» INSTRUCTIONS FOR THE TASK
Collect from the data below each line with "Social".

Records from a collection:
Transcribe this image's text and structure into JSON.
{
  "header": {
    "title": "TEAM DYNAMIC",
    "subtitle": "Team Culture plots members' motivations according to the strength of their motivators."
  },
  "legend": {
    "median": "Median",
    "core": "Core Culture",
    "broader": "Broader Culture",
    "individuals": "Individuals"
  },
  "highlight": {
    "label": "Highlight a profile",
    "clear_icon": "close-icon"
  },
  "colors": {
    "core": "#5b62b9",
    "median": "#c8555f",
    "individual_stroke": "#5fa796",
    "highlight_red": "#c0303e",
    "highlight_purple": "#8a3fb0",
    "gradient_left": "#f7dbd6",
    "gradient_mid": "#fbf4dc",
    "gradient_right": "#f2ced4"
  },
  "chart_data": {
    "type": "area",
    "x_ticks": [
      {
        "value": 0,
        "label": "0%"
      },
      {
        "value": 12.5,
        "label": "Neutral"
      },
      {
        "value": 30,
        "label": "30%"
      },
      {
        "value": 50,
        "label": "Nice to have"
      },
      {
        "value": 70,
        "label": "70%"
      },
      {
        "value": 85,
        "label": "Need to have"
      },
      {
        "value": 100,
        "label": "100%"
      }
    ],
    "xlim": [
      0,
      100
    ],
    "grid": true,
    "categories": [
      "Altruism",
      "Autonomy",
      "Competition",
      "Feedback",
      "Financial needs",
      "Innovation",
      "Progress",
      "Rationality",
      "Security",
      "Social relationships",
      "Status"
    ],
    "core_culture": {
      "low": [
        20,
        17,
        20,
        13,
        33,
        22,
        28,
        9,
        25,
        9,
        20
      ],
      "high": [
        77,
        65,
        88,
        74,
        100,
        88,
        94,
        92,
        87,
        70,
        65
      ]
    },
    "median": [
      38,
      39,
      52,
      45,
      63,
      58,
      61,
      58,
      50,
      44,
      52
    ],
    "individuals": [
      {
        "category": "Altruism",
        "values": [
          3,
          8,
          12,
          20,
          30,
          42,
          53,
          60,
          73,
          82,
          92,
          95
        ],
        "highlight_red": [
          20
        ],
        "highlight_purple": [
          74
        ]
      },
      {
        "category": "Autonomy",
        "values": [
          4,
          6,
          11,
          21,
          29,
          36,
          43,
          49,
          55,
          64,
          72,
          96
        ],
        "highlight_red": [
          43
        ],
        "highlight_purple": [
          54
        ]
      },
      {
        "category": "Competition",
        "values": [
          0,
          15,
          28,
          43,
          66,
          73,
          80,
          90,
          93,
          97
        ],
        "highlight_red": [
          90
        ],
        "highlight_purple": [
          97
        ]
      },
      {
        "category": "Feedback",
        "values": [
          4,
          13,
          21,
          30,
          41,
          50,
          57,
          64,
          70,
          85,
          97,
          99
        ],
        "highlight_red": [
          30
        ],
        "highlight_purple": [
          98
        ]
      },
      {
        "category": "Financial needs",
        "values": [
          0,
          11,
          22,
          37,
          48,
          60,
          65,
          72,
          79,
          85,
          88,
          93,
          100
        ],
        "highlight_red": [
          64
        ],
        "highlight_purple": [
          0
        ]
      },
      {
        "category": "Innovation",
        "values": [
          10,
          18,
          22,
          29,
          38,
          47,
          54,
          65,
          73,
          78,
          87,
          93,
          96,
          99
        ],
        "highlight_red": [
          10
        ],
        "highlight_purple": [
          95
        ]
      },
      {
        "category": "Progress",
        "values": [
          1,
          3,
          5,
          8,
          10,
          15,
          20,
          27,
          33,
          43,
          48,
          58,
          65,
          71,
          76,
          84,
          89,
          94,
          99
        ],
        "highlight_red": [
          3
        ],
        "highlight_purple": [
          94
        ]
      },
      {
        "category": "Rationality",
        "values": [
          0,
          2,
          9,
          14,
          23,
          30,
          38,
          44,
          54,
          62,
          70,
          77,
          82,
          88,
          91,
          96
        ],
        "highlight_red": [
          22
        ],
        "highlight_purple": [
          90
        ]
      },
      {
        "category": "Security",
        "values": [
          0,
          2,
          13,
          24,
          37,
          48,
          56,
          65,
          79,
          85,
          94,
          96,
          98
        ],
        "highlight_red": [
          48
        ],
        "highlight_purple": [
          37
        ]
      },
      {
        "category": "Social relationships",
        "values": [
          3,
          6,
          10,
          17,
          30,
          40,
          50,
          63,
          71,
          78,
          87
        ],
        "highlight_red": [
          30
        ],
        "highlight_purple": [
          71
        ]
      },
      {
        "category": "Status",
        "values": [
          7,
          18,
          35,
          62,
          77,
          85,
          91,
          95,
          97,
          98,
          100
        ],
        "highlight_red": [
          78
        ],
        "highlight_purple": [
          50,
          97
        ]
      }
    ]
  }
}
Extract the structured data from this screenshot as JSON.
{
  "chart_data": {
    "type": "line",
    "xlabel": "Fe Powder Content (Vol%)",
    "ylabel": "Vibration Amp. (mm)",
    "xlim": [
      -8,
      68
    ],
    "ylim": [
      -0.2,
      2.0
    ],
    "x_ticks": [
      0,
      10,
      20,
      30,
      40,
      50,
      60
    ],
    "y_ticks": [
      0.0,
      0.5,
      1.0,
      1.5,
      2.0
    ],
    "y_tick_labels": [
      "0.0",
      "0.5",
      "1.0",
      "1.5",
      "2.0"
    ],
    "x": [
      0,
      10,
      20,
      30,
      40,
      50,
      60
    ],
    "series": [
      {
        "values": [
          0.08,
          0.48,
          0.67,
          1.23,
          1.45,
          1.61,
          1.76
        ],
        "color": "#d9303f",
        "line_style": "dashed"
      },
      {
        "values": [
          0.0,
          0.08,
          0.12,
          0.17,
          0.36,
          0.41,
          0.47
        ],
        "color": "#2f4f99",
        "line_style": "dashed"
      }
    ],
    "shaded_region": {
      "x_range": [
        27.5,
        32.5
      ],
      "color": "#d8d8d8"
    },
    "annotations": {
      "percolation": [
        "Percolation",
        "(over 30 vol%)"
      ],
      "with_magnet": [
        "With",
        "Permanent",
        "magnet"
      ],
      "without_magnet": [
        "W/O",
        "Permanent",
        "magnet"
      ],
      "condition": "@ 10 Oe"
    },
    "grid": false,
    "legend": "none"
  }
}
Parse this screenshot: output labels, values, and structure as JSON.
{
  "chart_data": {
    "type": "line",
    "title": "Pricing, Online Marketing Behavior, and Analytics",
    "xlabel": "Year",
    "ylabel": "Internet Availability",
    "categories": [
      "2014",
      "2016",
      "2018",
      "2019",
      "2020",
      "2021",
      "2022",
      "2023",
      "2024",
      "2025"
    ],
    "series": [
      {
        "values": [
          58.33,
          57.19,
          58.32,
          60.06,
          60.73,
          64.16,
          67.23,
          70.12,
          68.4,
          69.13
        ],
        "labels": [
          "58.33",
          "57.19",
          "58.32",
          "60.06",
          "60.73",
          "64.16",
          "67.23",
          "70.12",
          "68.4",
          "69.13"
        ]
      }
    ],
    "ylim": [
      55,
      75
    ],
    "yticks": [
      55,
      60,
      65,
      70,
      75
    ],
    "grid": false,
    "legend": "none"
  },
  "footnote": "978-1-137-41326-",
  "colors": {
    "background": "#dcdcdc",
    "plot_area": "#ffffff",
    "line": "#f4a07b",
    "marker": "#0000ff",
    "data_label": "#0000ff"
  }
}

» EXPECTED ANSWER
      "Social relationships",
        "category": "Social relationships",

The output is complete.